▶ [STATED EXERCISE]: Answer with nothing except the number of lines that contain the word "title".

▶ [AVAILABLE DATA]:
— BEGIN —
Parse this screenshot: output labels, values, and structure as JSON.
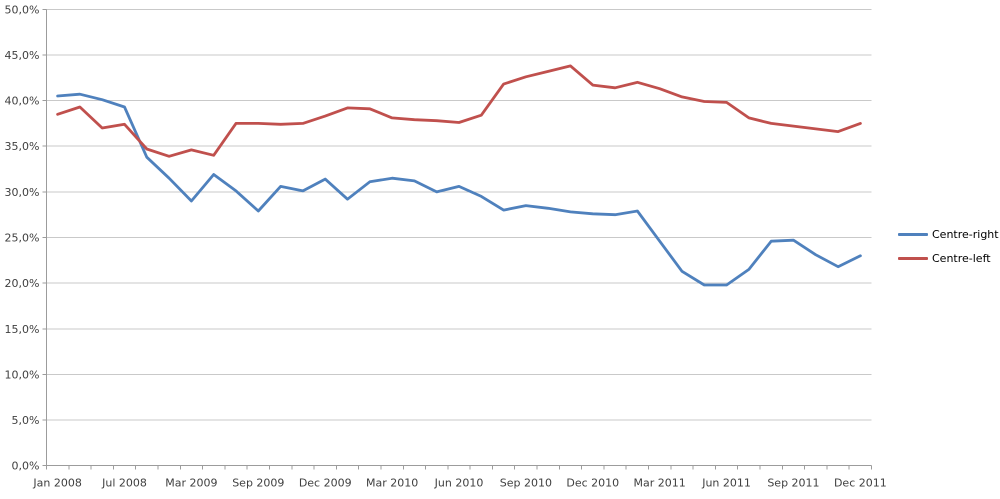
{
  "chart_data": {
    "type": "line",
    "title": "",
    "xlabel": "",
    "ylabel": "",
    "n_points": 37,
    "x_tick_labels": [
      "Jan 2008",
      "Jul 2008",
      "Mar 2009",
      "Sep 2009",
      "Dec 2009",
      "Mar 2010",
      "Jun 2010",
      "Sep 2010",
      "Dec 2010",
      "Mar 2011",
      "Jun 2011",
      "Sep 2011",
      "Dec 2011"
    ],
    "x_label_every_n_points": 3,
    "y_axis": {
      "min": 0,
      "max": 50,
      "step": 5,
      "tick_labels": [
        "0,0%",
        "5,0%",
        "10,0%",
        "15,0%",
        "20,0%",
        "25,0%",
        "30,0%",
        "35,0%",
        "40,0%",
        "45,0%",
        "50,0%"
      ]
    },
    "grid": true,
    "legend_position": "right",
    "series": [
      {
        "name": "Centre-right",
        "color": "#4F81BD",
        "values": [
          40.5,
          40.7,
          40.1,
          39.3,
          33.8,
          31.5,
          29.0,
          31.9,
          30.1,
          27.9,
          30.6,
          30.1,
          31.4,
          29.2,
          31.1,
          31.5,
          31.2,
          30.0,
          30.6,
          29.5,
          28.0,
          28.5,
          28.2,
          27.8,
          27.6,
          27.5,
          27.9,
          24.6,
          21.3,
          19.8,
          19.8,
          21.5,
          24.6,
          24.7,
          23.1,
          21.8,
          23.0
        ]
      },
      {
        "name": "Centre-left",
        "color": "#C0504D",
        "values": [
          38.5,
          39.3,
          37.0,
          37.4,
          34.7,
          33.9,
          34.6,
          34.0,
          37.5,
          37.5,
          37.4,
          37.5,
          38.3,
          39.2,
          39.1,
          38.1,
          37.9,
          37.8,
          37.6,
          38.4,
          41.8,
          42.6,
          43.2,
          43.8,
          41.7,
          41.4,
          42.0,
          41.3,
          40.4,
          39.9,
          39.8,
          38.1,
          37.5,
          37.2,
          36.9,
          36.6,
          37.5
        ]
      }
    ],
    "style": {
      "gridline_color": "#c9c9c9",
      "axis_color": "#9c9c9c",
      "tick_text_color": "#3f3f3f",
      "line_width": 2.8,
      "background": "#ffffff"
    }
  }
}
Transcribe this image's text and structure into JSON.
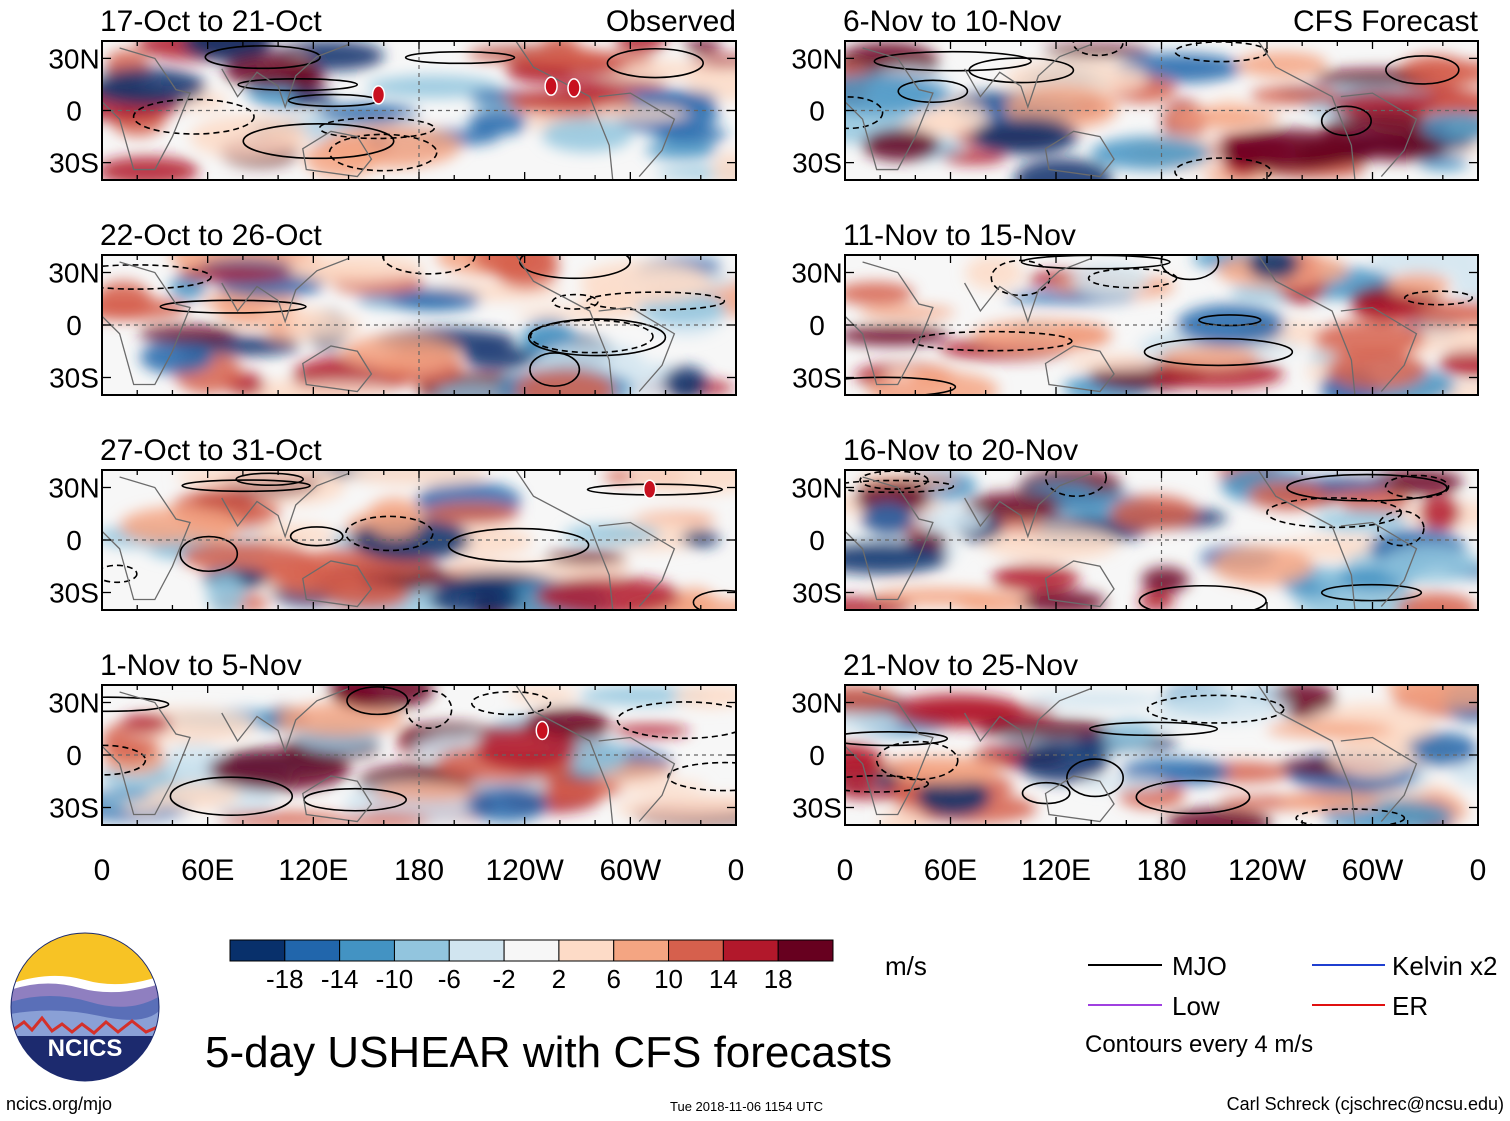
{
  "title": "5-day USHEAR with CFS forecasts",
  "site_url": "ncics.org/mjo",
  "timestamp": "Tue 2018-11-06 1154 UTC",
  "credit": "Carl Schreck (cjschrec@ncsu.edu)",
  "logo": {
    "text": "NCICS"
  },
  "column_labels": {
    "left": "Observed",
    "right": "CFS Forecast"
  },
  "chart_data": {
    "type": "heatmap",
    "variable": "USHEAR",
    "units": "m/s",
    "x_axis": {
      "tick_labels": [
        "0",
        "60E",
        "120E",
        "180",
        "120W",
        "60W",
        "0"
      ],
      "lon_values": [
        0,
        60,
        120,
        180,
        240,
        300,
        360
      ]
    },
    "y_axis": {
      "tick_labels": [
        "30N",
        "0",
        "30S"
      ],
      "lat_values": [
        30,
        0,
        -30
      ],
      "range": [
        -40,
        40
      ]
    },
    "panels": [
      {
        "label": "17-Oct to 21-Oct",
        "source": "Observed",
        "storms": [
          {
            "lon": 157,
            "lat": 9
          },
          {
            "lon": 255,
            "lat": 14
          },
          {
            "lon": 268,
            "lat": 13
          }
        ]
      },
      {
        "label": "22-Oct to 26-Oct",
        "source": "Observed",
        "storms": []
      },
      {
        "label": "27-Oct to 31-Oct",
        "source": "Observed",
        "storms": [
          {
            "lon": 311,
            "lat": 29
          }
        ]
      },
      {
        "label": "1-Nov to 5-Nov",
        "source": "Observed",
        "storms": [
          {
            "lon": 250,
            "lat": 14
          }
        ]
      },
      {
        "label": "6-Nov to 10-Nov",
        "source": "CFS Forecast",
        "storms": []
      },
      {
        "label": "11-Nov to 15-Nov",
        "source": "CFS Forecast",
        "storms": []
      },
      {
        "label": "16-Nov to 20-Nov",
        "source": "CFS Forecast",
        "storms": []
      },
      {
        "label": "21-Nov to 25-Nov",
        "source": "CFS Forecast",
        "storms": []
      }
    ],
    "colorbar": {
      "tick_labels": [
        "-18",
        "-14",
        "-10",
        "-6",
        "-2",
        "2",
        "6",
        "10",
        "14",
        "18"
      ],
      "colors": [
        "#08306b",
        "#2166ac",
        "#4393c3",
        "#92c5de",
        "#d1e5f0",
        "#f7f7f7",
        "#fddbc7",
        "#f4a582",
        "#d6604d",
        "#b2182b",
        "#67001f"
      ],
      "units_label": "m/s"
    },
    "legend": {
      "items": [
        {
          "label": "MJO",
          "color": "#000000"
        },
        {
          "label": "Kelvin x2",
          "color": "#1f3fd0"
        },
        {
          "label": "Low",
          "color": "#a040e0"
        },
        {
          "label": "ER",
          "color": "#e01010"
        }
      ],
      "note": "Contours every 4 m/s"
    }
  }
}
— END —
▶ [TASK RESPONSE]: 2